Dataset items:
|---|

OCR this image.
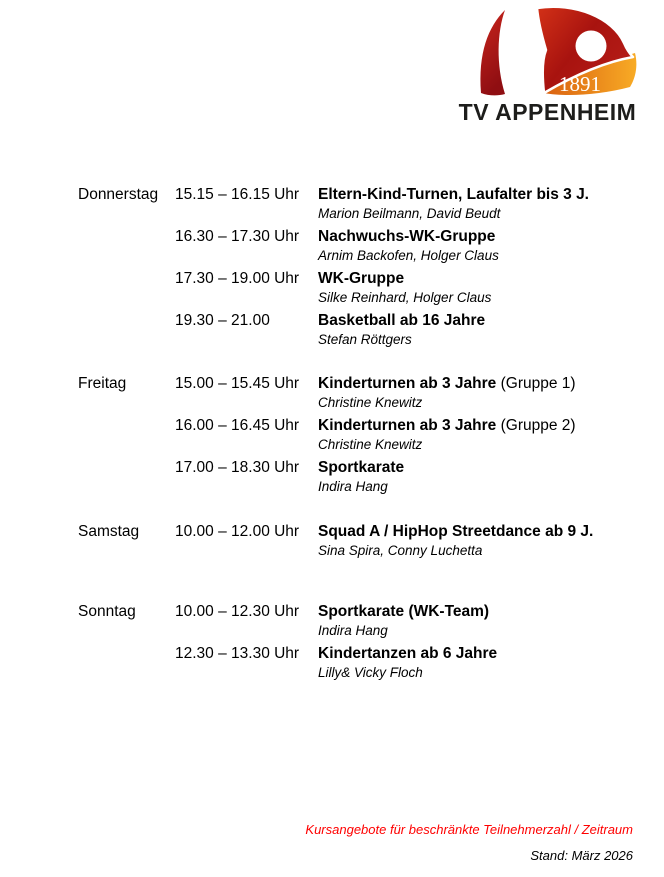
1891
TV APPENHEIM
Donnerstag	15.15 – 16.15 Uhr	Eltern-Kind-Turnen, Laufalter bis 3 J.
Marion Beilmann, David Beudt
16.30 – 17.30 Uhr	Nachwuchs-WK-Gruppe
Arnim Backofen, Holger Claus
17.30 – 19.00 Uhr	WK-Gruppe
Silke Reinhard, Holger Claus
19.30 – 21.00	Basketball ab 16 Jahre
Stefan Röttgers
Freitag	15.00 – 15.45 Uhr	Kinderturnen ab 3 Jahre (Gruppe 1)
Christine Knewitz
16.00 – 16.45 Uhr	Kinderturnen ab 3 Jahre (Gruppe 2)
Christine Knewitz
17.00 – 18.30 Uhr	Sportkarate
Indira Hang
Samstag	10.00 – 12.00 Uhr	Squad A / HipHop Streetdance ab 9 J.
Sina Spira, Conny Luchetta
Sonntag	10.00 – 12.30 Uhr	Sportkarate (WK-Team)
Indira Hang
12.30 – 13.30 Uhr	Kindertanzen ab 6 Jahre
Lilly& Vicky Floch
Kursangebote für beschränkte Teilnehmerzahl / Zeitraum
Stand: März 2026
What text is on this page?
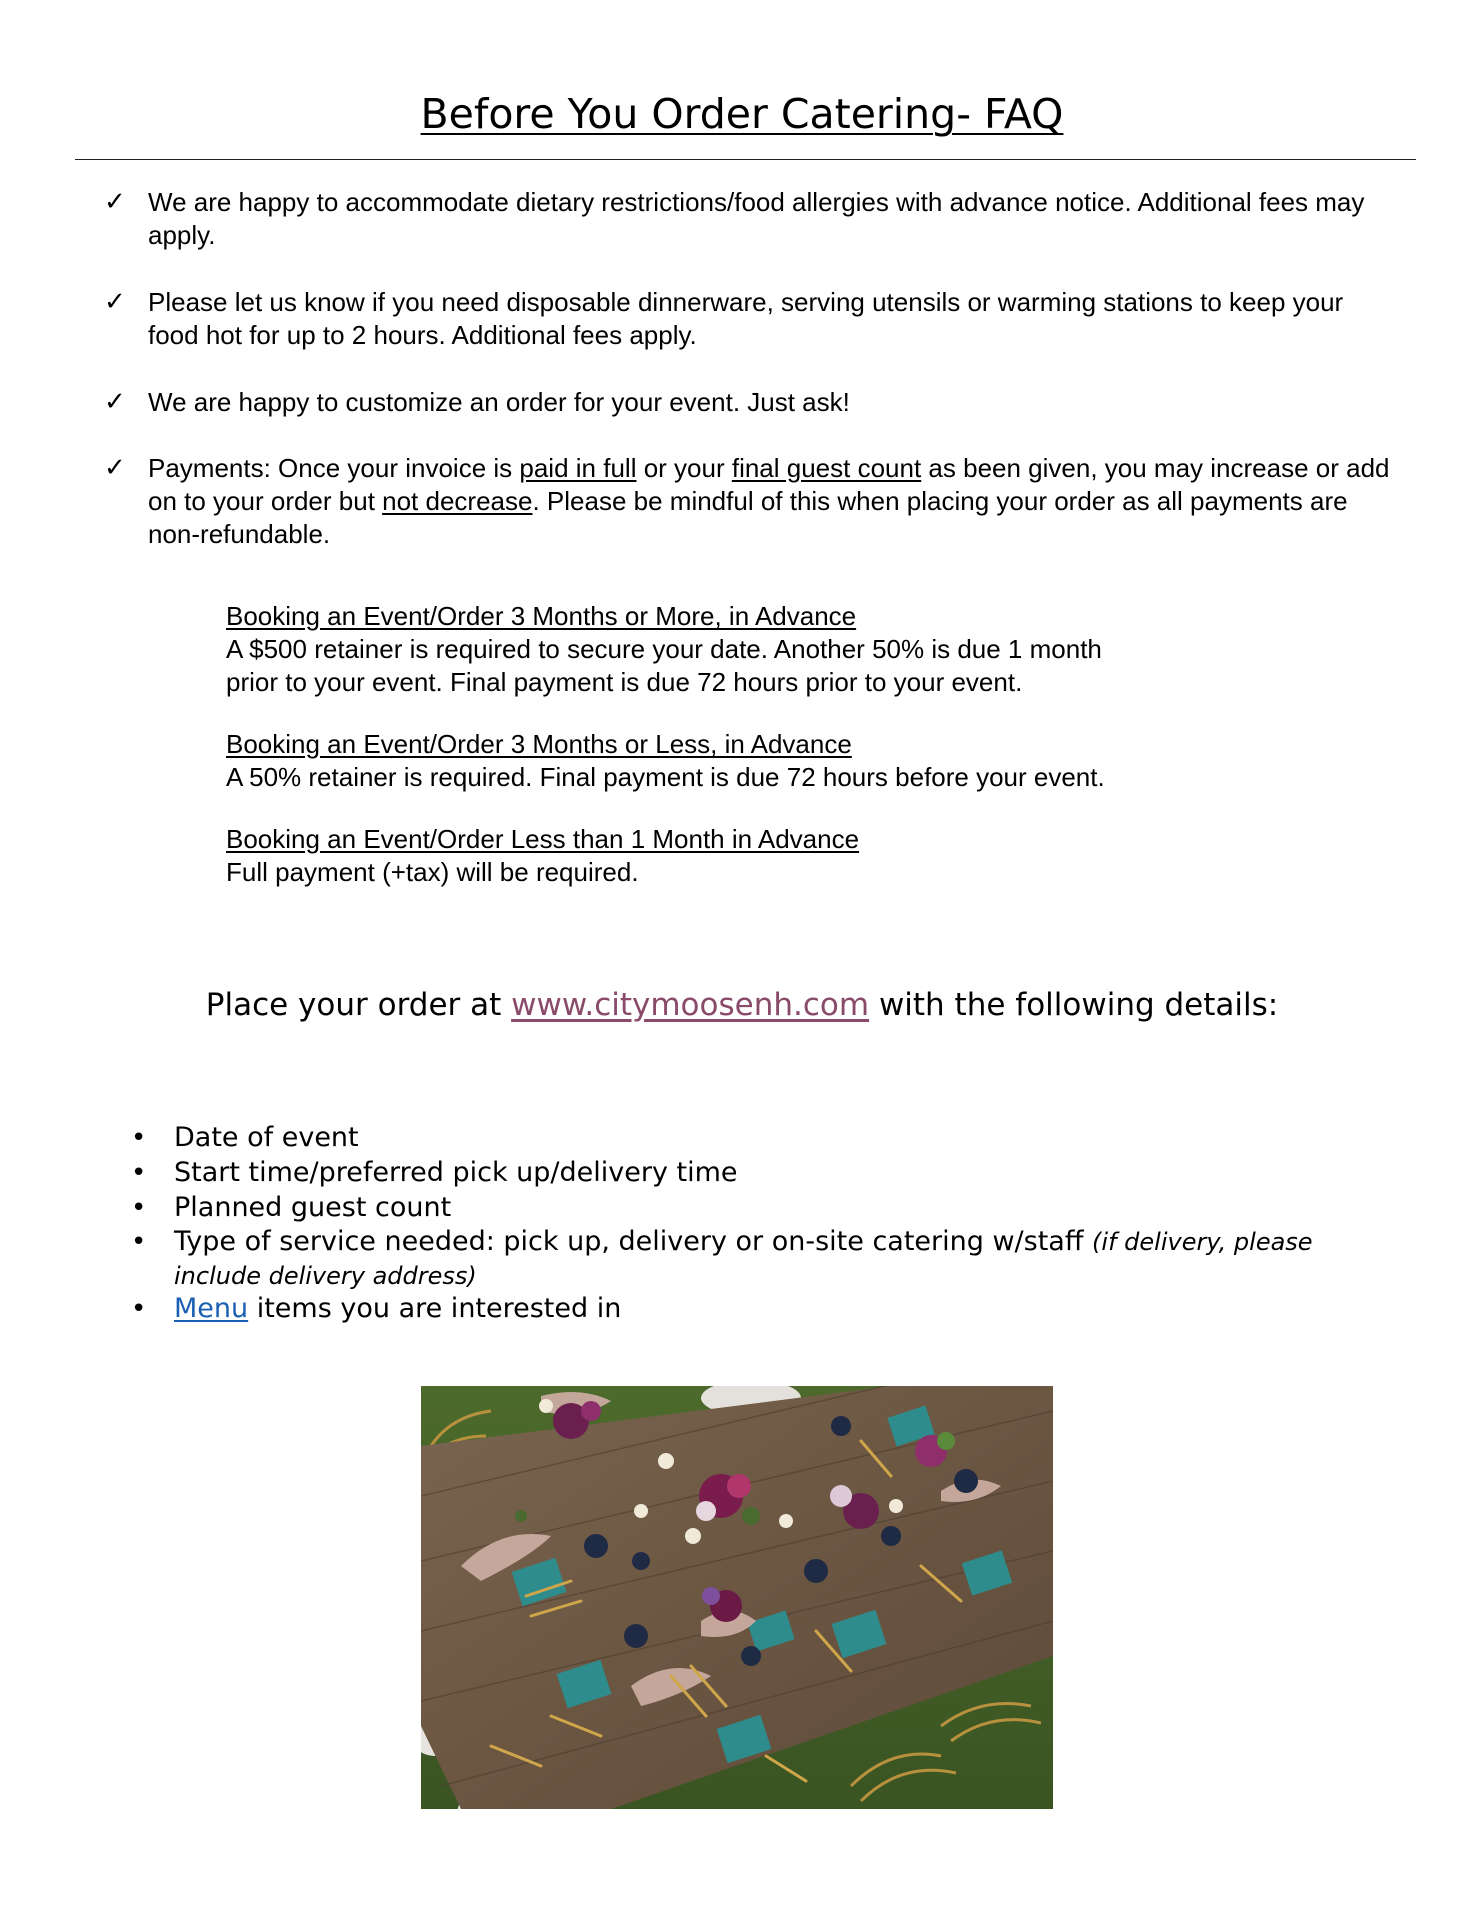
Before You Order Catering- FAQ
✓ We are happy to accommodate dietary restrictions/food allergies with advance notice. Additional fees may apply.
✓ Please let us know if you need disposable dinnerware, serving utensils or warming stations to keep your food hot for up to 2 hours. Additional fees apply.
✓ We are happy to customize an order for your event. Just ask!
✓ Payments: Once your invoice is paid in full or your final guest count as been given, you may increase or add on to your order but not decrease. Please be mindful of this when placing your order as all payments are non-refundable.
Booking an Event/Order 3 Months or More, in Advance
A $500 retainer is required to secure your date. Another 50% is due 1 month
prior to your event. Final payment is due 72 hours prior to your event.
Booking an Event/Order 3 Months or Less, in Advance
A 50% retainer is required. Final payment is due 72 hours before your event.
Booking an Event/Order Less than 1 Month in Advance
Full payment (+tax) will be required.
Place your order at www.citymoosenh.com with the following details:
• Date of event
• Start time/preferred pick up/delivery time
• Planned guest count
• Type of service needed: pick up, delivery or on-site catering w/staff (if delivery, please include delivery address)
• Menu items you are interested in
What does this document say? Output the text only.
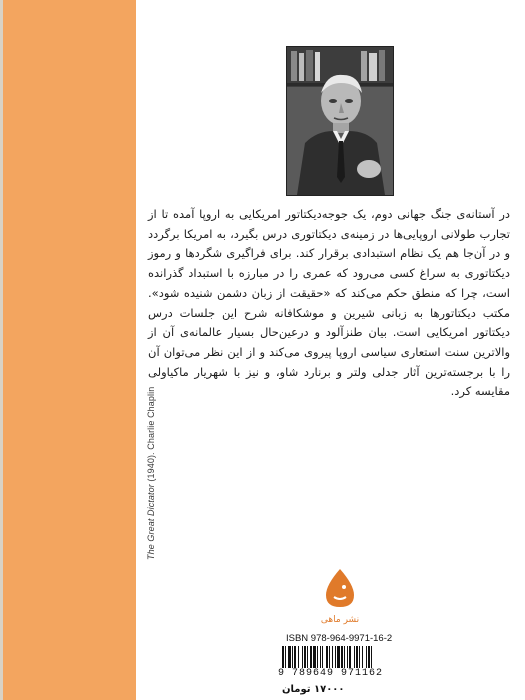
The Great Dictator (1940). Charlie Chaplin

در آستانه‌ی جنگ جهانی دوم، یک جوجه‌دیکتاتور امریکایی به اروپا آمده تا از تجارب طولانی اروپایی‌ها در زمینه‌ی دیکتاتوری درس بگیرد، به امریکا برگردد و در آن‌جا هم یک نظام استبدادی برقرار کند. برای فراگیری شگردها و رموز دیکتاتوری به سراغ کسی می‌رود که عمری را در مبارزه با استبداد گذرانده است، چرا که منطق حکم می‌کند که «حقیقت از زبان دشمن شنیده شود». مکتب دیکتاتورها به زبانی شیرین و موشکافانه شرح این جلسات درس دیکتاتور امریکایی است. بیان طنزآلود و درعین‌حال بسیار عالمانه‌ی آن از والاترین سنت استعاری سیاسی اروپا پیروی می‌کند و از این نظر می‌توان آن را با برجسته‌ترین آثار جدلی ولتر و برنارد شاو، و نیز با شهریار ماکیاولی مقایسه کرد.

نشر ماهی
ISBN 978-964-9971-16-2
9 789649 971162
۱۷۰۰۰ تومان
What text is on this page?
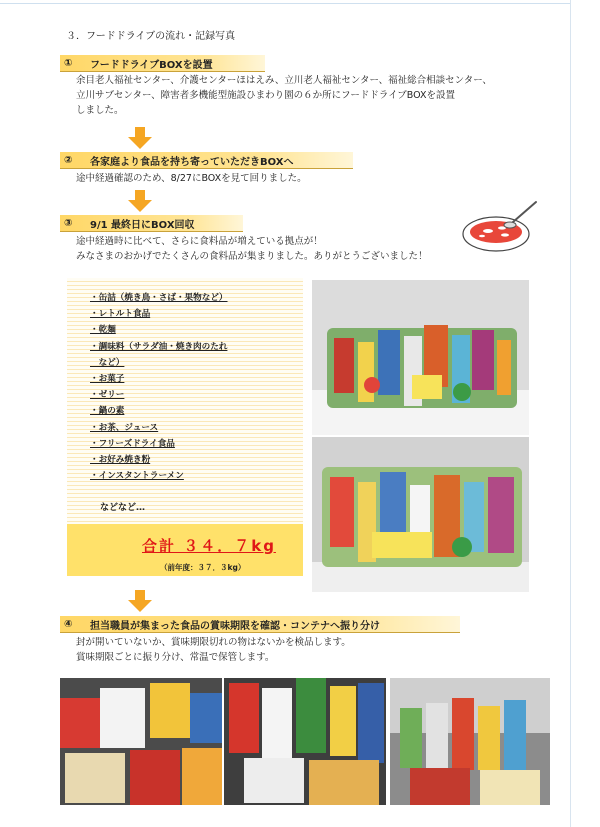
３．フードドライブの流れ・記録写真
①	フードドライブBOXを設置
余目老人福祉センター、介護センターほはえみ、立川老人福祉センター、福祉総合相談センター、
立川サブセンター、障害者多機能型施設ひまわり園の６か所にフードドライブBOXを設置
しました。
②	各家庭より食品を持ち寄っていただきBOXへ
途中経過確認のため、8/27にBOXを見て回りました。
③	9/1 最終日にBOX回収
途中経過時に比べて、さらに食料品が増えている拠点が！
みなさまのおかげでたくさんの食料品が集まりました。ありがとうございました！
・缶詰（焼き鳥・さば・果物など）
・レトルト食品
・乾麺
・調味料（サラダ油・焼き肉のたれ
　など）
・お菓子
・ゼリー
・鍋の素
・お茶、ジュース
・フリーズドライ食品
・お好み焼き粉
・インスタントラーメン
などなど…
合計 ３４．７kg
（前年度：３７．３kg）
④	担当職員が集まった食品の賞味期限を確認・コンテナへ振り分け
封が開いていないか、賞味期限切れの物はないかを検品します。
賞味期限ごとに振り分け、常温で保管します。
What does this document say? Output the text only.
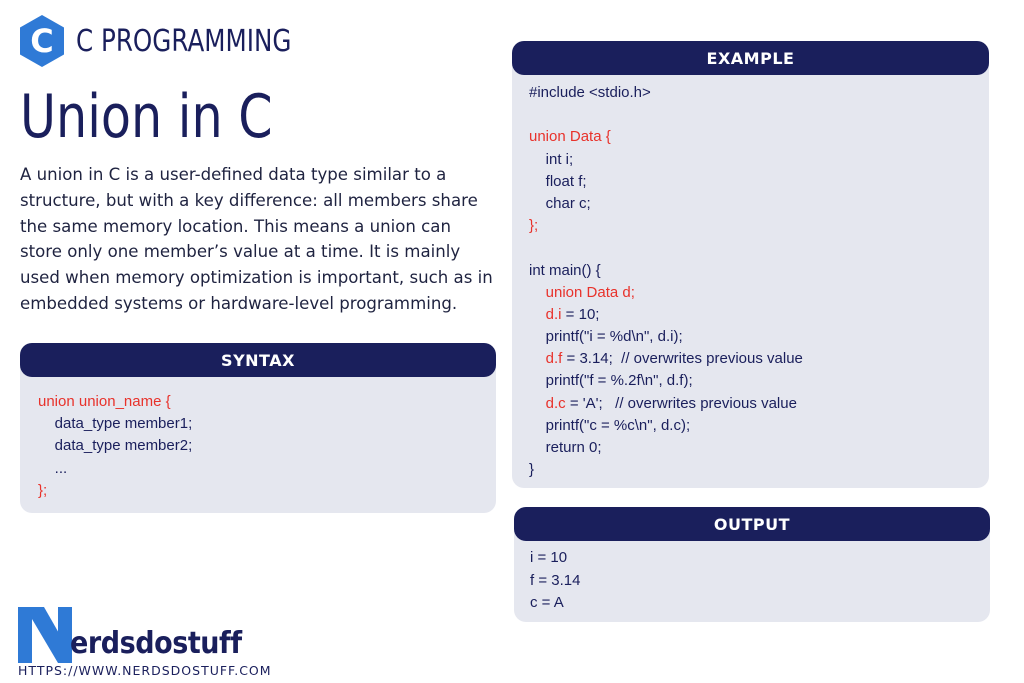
C C PROGRAMMING
Union in C

A union in C is a user-defined data type similar to a structure, but with a key difference: all members share the same memory location. This means a union can store only one member’s value at a time. It is mainly used when memory optimization is important, such as in embedded systems or hardware-level programming.

SYNTAX
union union_name {
data_type member1;
data_type member2;
...
};
EXAMPLE
#include <stdio.h>
union Data {
int i;
float f;
char c;
};
int main() {
union Data d;
d.i = 10;
printf("i = %d\n", d.i);
d.f = 3.14;  // overwrites previous value
printf("f = %.2f\n", d.f);
d.c = 'A';   // overwrites previous value
printf("c = %c\n", d.c);
return 0;
}
OUTPUT
i = 10
f = 3.14
c = A
erdsdostuff
HTTPS://WWW.NERDSDOSTUFF.COM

|---|

Go through the data and count each line that has the word "guest", then give the total alone.

### Finished exercise:
2